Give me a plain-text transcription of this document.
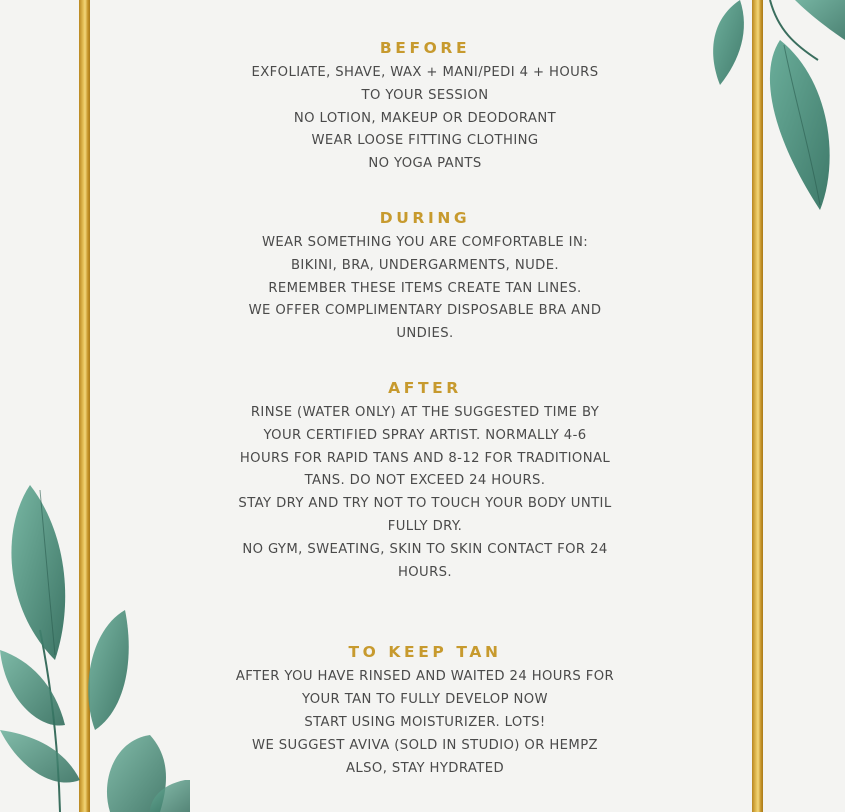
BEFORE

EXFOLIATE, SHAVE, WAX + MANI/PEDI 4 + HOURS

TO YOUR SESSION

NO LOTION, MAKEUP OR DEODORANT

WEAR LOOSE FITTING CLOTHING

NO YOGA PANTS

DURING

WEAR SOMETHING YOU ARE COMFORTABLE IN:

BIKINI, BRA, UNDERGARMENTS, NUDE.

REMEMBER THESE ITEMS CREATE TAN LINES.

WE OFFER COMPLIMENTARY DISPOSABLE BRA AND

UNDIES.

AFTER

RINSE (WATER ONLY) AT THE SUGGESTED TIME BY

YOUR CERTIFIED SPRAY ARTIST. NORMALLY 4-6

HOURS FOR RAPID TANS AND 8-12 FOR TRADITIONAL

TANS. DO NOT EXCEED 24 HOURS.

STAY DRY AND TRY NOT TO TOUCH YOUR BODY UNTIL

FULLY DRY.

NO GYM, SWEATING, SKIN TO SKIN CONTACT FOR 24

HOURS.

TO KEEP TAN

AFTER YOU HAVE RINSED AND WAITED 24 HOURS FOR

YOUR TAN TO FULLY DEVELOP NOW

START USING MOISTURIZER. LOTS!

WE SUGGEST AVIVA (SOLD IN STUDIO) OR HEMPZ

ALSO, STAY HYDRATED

________

# What you need to do
Leave out the pictures and return every record word for word.

# Reply
Give me a plain-text transcription of this document.
BEFORE

EXFOLIATE, SHAVE, WAX + MANI/PEDI 4 + HOURS

TO YOUR SESSION

NO LOTION, MAKEUP OR DEODORANT

WEAR LOOSE FITTING CLOTHING

NO YOGA PANTS

DURING

WEAR SOMETHING YOU ARE COMFORTABLE IN:

BIKINI, BRA, UNDERGARMENTS, NUDE.

REMEMBER THESE ITEMS CREATE TAN LINES.

WE OFFER COMPLIMENTARY DISPOSABLE BRA AND

UNDIES.

AFTER

RINSE (WATER ONLY) AT THE SUGGESTED TIME BY

YOUR CERTIFIED SPRAY ARTIST. NORMALLY 4-6

HOURS FOR RAPID TANS AND 8-12 FOR TRADITIONAL

TANS. DO NOT EXCEED 24 HOURS.

STAY DRY AND TRY NOT TO TOUCH YOUR BODY UNTIL

FULLY DRY.

NO GYM, SWEATING, SKIN TO SKIN CONTACT FOR 24

HOURS.

TO KEEP TAN

AFTER YOU HAVE RINSED AND WAITED 24 HOURS FOR

YOUR TAN TO FULLY DEVELOP NOW

START USING MOISTURIZER. LOTS!

WE SUGGEST AVIVA (SOLD IN STUDIO) OR HEMPZ

ALSO, STAY HYDRATED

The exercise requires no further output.